__What is needed__: Your task is to reproduce the material exactly.

########################################

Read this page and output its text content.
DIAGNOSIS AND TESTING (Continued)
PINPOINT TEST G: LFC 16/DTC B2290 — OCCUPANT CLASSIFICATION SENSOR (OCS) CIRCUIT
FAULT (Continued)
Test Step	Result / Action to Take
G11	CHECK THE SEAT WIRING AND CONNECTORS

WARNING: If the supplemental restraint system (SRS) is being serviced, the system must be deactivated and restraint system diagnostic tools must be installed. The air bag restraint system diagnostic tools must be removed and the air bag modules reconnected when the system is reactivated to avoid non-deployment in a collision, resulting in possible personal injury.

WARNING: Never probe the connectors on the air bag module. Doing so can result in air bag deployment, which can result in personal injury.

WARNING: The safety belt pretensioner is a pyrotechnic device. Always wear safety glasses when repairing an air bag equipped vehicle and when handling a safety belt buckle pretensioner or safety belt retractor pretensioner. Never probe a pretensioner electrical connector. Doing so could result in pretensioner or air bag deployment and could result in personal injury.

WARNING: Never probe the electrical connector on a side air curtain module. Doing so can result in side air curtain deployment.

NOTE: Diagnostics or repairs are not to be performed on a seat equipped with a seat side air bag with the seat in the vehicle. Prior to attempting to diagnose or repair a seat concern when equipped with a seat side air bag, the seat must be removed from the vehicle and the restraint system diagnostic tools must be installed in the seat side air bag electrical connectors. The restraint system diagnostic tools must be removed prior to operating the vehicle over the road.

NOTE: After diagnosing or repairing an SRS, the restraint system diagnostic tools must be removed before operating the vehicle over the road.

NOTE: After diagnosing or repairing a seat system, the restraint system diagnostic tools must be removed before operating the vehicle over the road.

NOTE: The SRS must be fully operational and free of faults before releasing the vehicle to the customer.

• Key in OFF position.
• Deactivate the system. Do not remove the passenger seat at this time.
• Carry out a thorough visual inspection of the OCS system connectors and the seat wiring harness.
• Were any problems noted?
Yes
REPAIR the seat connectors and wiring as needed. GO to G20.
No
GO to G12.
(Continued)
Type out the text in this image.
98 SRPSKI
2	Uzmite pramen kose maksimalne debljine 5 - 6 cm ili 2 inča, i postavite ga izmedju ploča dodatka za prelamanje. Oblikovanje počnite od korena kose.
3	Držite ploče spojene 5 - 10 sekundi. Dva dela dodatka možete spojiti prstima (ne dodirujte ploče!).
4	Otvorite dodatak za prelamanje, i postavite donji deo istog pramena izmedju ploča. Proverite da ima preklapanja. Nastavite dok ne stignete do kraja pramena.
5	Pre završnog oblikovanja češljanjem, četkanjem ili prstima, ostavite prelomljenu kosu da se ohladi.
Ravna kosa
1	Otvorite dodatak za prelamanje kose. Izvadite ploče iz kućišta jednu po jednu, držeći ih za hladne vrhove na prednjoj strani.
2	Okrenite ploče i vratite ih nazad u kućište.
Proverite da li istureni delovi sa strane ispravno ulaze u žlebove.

########################################

__Worked answer__:
Read this page and output its text content.
DIAGNOSIS AND TESTING (Continued)
PINPOINT TEST G: LFC 16/DTC B2290 — OCCUPANT CLASSIFICATION SENSOR (OCS) CIRCUIT
FAULT (Continued)
Test Step	Result / Action to Take
G11	CHECK THE SEAT WIRING AND CONNECTORS

WARNING: If the supplemental restraint system (SRS) is being serviced, the system must be deactivated and restraint system diagnostic tools must be installed. The air bag restraint system diagnostic tools must be removed and the air bag modules reconnected when the system is reactivated to avoid non-deployment in a collision, resulting in possible personal injury.

WARNING: Never probe the connectors on the air bag module. Doing so can result in air bag deployment, which can result in personal injury.

WARNING: The safety belt pretensioner is a pyrotechnic device. Always wear safety glasses when repairing an air bag equipped vehicle and when handling a safety belt buckle pretensioner or safety belt retractor pretensioner. Never probe a pretensioner electrical connector. Doing so could result in pretensioner or air bag deployment and could result in personal injury.

WARNING: Never probe the electrical connector on a side air curtain module. Doing so can result in side air curtain deployment.

NOTE: Diagnostics or repairs are not to be performed on a seat equipped with a seat side air bag with the seat in the vehicle. Prior to attempting to diagnose or repair a seat concern when equipped with a seat side air bag, the seat must be removed from the vehicle and the restraint system diagnostic tools must be installed in the seat side air bag electrical connectors. The restraint system diagnostic tools must be removed prior to operating the vehicle over the road.

NOTE: After diagnosing or repairing an SRS, the restraint system diagnostic tools must be removed before operating the vehicle over the road.

NOTE: After diagnosing or repairing a seat system, the restraint system diagnostic tools must be removed before operating the vehicle over the road.

NOTE: The SRS must be fully operational and free of faults before releasing the vehicle to the customer.

• Key in OFF position.
• Deactivate the system. Do not remove the passenger seat at this time.
• Carry out a thorough visual inspection of the OCS system connectors and the seat wiring harness.
• Were any problems noted?
Yes
REPAIR the seat connectors and wiring as needed. GO to G20.
No
GO to G12.
(Continued)
Type out the text in this image.
98 SRPSKI
2	Uzmite pramen kose maksimalne debljine 5 - 6 cm ili 2 inča, i postavite ga izmedju ploča dodatka za prelamanje. Oblikovanje počnite od korena kose.
3	Držite ploče spojene 5 - 10 sekundi. Dva dela dodatka možete spojiti prstima (ne dodirujte ploče!).
4	Otvorite dodatak za prelamanje, i postavite donji deo istog pramena izmedju ploča. Proverite da ima preklapanja. Nastavite dok ne stignete do kraja pramena.
5	Pre završnog oblikovanja češljanjem, četkanjem ili prstima, ostavite prelomljenu kosu da se ohladi.
Ravna kosa
1	Otvorite dodatak za prelamanje kose. Izvadite ploče iz kućišta jednu po jednu, držeći ih za hladne vrhove na prednjoj strani.
2	Okrenite ploče i vratite ih nazad u kućište.
Proverite da li istureni delovi sa strane ispravno ulaze u žlebove.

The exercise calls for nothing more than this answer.